> _Texto extraído_:

######

Somos assíduos fregueses das mais famosas mostras internacionais de cinema do mundo desde meados do século passado, nenhuma dúvida. Cannes, Veneza, Berlim. A santíssima trindade das imagens. Locarno, Sundance, todas as seleções mais tentadoras e respeitáveis do universo cinema já abriram as portas para abrigar nossos realizadores.

E não é de hoje: em 1962, Cannes garantiu nossa única e dourada Palma de Ouro naquele concurso que é a olimpíada do cinema: “O Pagador de Promessas”, de Anselmo Duarte. E depois houve a seleção honrosa de outros filmes, dirigidos por notáveis como Glauber Rocha, Cacá Diegues, Nelson Pereira dos Santos, Arnaldo Jabor, Hector Babenco, Ruy Guerra.

######

> _Material_:
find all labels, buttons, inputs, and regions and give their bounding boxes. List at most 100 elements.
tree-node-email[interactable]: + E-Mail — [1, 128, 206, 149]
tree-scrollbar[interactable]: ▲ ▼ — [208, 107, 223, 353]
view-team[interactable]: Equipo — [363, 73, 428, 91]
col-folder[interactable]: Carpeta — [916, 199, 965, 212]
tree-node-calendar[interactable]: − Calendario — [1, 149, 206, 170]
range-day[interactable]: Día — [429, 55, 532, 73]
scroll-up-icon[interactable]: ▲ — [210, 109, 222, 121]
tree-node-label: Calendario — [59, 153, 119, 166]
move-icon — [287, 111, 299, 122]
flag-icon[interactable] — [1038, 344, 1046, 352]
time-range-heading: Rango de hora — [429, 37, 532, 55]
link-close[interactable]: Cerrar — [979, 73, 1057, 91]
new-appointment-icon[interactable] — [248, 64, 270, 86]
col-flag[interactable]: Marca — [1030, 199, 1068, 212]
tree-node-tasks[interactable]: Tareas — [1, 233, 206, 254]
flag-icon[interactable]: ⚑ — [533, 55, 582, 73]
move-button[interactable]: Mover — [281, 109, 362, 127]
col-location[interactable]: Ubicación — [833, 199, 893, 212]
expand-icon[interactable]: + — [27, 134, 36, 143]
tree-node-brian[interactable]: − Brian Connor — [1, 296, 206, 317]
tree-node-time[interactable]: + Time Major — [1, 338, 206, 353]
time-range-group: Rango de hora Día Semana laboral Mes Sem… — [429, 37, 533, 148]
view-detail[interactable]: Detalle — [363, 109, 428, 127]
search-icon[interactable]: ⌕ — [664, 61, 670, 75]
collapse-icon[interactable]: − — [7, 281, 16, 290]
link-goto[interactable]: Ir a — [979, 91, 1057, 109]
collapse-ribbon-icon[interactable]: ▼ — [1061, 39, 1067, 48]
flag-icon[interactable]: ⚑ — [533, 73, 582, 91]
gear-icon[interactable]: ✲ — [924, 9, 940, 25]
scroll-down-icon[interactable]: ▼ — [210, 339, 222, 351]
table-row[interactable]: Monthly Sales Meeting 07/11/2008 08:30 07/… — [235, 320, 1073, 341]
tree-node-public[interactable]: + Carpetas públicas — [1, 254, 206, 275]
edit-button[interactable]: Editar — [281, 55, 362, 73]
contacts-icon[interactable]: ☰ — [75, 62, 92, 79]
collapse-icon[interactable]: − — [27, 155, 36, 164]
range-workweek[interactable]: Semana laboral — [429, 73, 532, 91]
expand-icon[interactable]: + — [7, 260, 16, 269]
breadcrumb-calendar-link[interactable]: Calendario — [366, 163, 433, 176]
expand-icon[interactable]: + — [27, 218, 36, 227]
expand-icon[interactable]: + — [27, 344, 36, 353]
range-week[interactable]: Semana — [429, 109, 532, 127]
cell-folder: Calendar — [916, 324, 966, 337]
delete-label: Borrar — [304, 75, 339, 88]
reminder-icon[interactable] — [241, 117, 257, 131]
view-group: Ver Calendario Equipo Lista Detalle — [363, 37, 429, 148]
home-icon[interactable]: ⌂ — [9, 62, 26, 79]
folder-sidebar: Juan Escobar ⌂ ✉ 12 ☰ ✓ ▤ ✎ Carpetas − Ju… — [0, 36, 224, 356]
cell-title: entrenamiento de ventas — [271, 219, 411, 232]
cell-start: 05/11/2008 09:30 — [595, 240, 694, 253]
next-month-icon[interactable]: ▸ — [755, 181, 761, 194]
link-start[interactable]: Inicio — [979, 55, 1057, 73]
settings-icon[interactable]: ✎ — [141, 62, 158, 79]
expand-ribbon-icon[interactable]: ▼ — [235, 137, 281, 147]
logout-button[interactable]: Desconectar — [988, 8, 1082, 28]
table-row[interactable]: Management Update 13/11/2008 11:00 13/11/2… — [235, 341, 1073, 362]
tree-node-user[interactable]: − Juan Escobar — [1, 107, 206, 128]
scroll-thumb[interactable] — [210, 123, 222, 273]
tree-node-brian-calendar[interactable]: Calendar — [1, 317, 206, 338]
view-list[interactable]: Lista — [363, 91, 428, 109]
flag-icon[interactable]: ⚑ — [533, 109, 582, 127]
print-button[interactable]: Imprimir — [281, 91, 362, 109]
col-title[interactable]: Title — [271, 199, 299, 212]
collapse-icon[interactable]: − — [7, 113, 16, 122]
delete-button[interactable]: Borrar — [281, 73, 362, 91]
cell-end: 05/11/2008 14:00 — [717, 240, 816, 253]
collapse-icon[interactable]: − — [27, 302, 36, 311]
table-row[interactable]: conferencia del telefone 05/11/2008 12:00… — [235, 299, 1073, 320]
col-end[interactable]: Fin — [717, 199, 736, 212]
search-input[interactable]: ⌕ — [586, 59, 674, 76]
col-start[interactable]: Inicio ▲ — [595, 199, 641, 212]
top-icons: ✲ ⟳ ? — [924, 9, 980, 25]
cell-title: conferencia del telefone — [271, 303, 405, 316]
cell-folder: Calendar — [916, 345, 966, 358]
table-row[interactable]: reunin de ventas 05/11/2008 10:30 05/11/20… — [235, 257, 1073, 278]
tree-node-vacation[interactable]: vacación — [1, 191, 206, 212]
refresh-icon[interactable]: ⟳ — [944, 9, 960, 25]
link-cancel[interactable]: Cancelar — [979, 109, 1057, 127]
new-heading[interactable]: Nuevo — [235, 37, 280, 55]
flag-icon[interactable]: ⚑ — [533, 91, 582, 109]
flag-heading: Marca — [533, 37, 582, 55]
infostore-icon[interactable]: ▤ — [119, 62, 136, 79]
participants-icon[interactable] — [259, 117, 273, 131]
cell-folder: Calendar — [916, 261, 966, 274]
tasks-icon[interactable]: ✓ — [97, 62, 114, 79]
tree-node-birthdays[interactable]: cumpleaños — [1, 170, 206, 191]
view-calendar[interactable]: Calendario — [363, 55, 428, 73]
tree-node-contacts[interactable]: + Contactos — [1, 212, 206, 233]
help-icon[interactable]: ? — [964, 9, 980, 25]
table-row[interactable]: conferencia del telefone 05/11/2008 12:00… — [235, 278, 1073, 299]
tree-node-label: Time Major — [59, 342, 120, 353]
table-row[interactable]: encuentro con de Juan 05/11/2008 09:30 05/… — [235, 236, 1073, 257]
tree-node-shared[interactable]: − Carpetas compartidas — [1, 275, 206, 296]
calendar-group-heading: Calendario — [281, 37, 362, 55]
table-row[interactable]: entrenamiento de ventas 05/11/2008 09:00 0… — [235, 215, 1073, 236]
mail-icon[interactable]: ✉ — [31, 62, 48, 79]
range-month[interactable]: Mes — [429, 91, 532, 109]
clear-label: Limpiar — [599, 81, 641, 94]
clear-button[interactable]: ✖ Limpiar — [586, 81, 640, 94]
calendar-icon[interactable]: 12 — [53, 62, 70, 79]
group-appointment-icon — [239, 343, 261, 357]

######

> _O que fazer_:
- a) Resuma de forma mais breve o parágrafo do texto extraído que começa com "E não é de hoje", mantendo seus fatos principais.
- b) Na listagem, reescreva as linhas que vão do início até a linha com "tree-node-calendar[interactable]: − Calendario", inclusive, substituindo "Carpeta" por "Pasta" e sem mudar mais nada; apresente apenas essas linhas.
O texto extraído e a listagem não têm relação entre si.

> _Respostas do exercício_:
- a) Em 1962, Cannes deu a nossa única Palma de Ouro a "O Pagador de Promessas", de Anselmo Duarte. Depois, foram selecionados filmes de diretores como Glauber Rocha, Cacá Diegues, Nelson Pereira dos Santos, Arnaldo Jabor, Hector Babenco e Ruy Guerra.

- b)
find all labels, buttons, inputs, and regions and give their bounding boxes. List at most 100 elements.
tree-node-email[interactable]: + E-Mail — [1, 128, 206, 149]
tree-scrollbar[interactable]: ▲ ▼ — [208, 107, 223, 353]
view-team[interactable]: Equipo — [363, 73, 428, 91]
col-folder[interactable]: Pasta — [916, 199, 965, 212]
tree-node-calendar[interactable]: − Calendario — [1, 149, 206, 170]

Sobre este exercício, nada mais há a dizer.